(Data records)

+++++

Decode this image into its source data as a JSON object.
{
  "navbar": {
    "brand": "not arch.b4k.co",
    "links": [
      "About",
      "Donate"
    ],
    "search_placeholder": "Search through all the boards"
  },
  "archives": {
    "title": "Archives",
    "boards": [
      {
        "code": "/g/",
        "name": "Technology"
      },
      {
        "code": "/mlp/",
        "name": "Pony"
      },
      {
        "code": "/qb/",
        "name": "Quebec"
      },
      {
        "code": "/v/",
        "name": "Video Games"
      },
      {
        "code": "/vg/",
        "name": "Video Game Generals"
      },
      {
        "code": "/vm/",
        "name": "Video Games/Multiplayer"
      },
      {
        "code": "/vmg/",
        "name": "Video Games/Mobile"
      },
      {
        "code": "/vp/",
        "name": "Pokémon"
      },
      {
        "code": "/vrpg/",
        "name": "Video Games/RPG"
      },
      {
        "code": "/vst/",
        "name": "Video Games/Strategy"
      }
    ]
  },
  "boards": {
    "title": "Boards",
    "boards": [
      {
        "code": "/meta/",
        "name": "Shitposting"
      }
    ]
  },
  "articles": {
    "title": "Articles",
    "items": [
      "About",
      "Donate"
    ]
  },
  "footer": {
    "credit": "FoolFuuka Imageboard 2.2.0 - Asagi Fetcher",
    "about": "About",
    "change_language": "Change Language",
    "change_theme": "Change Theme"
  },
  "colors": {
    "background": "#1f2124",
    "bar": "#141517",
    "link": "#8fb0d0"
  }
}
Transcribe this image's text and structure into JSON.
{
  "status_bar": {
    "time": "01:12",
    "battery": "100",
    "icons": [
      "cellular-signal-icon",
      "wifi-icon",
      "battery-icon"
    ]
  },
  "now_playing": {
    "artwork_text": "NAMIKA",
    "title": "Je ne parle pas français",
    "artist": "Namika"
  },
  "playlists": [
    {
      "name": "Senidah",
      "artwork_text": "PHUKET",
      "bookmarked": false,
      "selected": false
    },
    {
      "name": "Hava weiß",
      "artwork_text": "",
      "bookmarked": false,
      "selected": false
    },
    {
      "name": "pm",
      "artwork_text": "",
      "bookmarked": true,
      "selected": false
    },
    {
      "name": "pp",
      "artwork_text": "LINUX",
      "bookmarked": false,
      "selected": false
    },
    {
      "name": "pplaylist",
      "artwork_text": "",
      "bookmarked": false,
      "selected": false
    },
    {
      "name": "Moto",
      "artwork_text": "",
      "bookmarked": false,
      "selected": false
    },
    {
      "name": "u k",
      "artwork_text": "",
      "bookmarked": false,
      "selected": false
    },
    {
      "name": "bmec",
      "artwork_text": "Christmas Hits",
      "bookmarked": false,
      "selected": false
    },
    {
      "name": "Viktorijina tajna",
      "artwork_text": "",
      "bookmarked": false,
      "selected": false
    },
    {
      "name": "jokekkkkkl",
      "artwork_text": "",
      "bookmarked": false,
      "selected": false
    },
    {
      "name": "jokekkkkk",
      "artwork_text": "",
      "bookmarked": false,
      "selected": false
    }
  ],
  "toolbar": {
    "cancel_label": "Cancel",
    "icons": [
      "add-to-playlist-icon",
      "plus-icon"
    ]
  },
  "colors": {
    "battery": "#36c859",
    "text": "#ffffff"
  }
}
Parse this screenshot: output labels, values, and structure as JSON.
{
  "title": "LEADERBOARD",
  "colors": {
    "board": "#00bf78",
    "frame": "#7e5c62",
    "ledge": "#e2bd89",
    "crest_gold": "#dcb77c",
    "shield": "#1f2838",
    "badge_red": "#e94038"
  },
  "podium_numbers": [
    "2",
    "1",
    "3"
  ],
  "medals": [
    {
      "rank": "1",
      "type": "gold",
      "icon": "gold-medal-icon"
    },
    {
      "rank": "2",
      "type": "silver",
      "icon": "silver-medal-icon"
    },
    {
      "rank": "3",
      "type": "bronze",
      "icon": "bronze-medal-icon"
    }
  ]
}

+++++

What to produce: Copy out the full material exactly as it appears.

Solved problem:
Decode this image into its source data as a JSON object.
{
  "navbar": {
    "brand": "not arch.b4k.co",
    "links": [
      "About",
      "Donate"
    ],
    "search_placeholder": "Search through all the boards"
  },
  "archives": {
    "title": "Archives",
    "boards": [
      {
        "code": "/g/",
        "name": "Technology"
      },
      {
        "code": "/mlp/",
        "name": "Pony"
      },
      {
        "code": "/qb/",
        "name": "Quebec"
      },
      {
        "code": "/v/",
        "name": "Video Games"
      },
      {
        "code": "/vg/",
        "name": "Video Game Generals"
      },
      {
        "code": "/vm/",
        "name": "Video Games/Multiplayer"
      },
      {
        "code": "/vmg/",
        "name": "Video Games/Mobile"
      },
      {
        "code": "/vp/",
        "name": "Pokémon"
      },
      {
        "code": "/vrpg/",
        "name": "Video Games/RPG"
      },
      {
        "code": "/vst/",
        "name": "Video Games/Strategy"
      }
    ]
  },
  "boards": {
    "title": "Boards",
    "boards": [
      {
        "code": "/meta/",
        "name": "Shitposting"
      }
    ]
  },
  "articles": {
    "title": "Articles",
    "items": [
      "About",
      "Donate"
    ]
  },
  "footer": {
    "credit": "FoolFuuka Imageboard 2.2.0 - Asagi Fetcher",
    "about": "About",
    "change_language": "Change Language",
    "change_theme": "Change Theme"
  },
  "colors": {
    "background": "#1f2124",
    "bar": "#141517",
    "link": "#8fb0d0"
  }
}
Transcribe this image's text and structure into JSON.
{
  "status_bar": {
    "time": "01:12",
    "battery": "100",
    "icons": [
      "cellular-signal-icon",
      "wifi-icon",
      "battery-icon"
    ]
  },
  "now_playing": {
    "artwork_text": "NAMIKA",
    "title": "Je ne parle pas français",
    "artist": "Namika"
  },
  "playlists": [
    {
      "name": "Senidah",
      "artwork_text": "PHUKET",
      "bookmarked": false,
      "selected": false
    },
    {
      "name": "Hava weiß",
      "artwork_text": "",
      "bookmarked": false,
      "selected": false
    },
    {
      "name": "pm",
      "artwork_text": "",
      "bookmarked": true,
      "selected": false
    },
    {
      "name": "pp",
      "artwork_text": "LINUX",
      "bookmarked": false,
      "selected": false
    },
    {
      "name": "pplaylist",
      "artwork_text": "",
      "bookmarked": false,
      "selected": false
    },
    {
      "name": "Moto",
      "artwork_text": "",
      "bookmarked": false,
      "selected": false
    },
    {
      "name": "u k",
      "artwork_text": "",
      "bookmarked": false,
      "selected": false
    },
    {
      "name": "bmec",
      "artwork_text": "Christmas Hits",
      "bookmarked": false,
      "selected": false
    },
    {
      "name": "Viktorijina tajna",
      "artwork_text": "",
      "bookmarked": false,
      "selected": false
    },
    {
      "name": "jokekkkkkl",
      "artwork_text": "",
      "bookmarked": false,
      "selected": false
    },
    {
      "name": "jokekkkkk",
      "artwork_text": "",
      "bookmarked": false,
      "selected": false
    }
  ],
  "toolbar": {
    "cancel_label": "Cancel",
    "icons": [
      "add-to-playlist-icon",
      "plus-icon"
    ]
  },
  "colors": {
    "battery": "#36c859",
    "text": "#ffffff"
  }
}
Parse this screenshot: output labels, values, and structure as JSON.
{
  "title": "LEADERBOARD",
  "colors": {
    "board": "#00bf78",
    "frame": "#7e5c62",
    "ledge": "#e2bd89",
    "crest_gold": "#dcb77c",
    "shield": "#1f2838",
    "badge_red": "#e94038"
  },
  "podium_numbers": [
    "2",
    "1",
    "3"
  ],
  "medals": [
    {
      "rank": "1",
      "type": "gold",
      "icon": "gold-medal-icon"
    },
    {
      "rank": "2",
      "type": "silver",
      "icon": "silver-medal-icon"
    },
    {
      "rank": "3",
      "type": "bronze",
      "icon": "bronze-medal-icon"
    }
  ]
}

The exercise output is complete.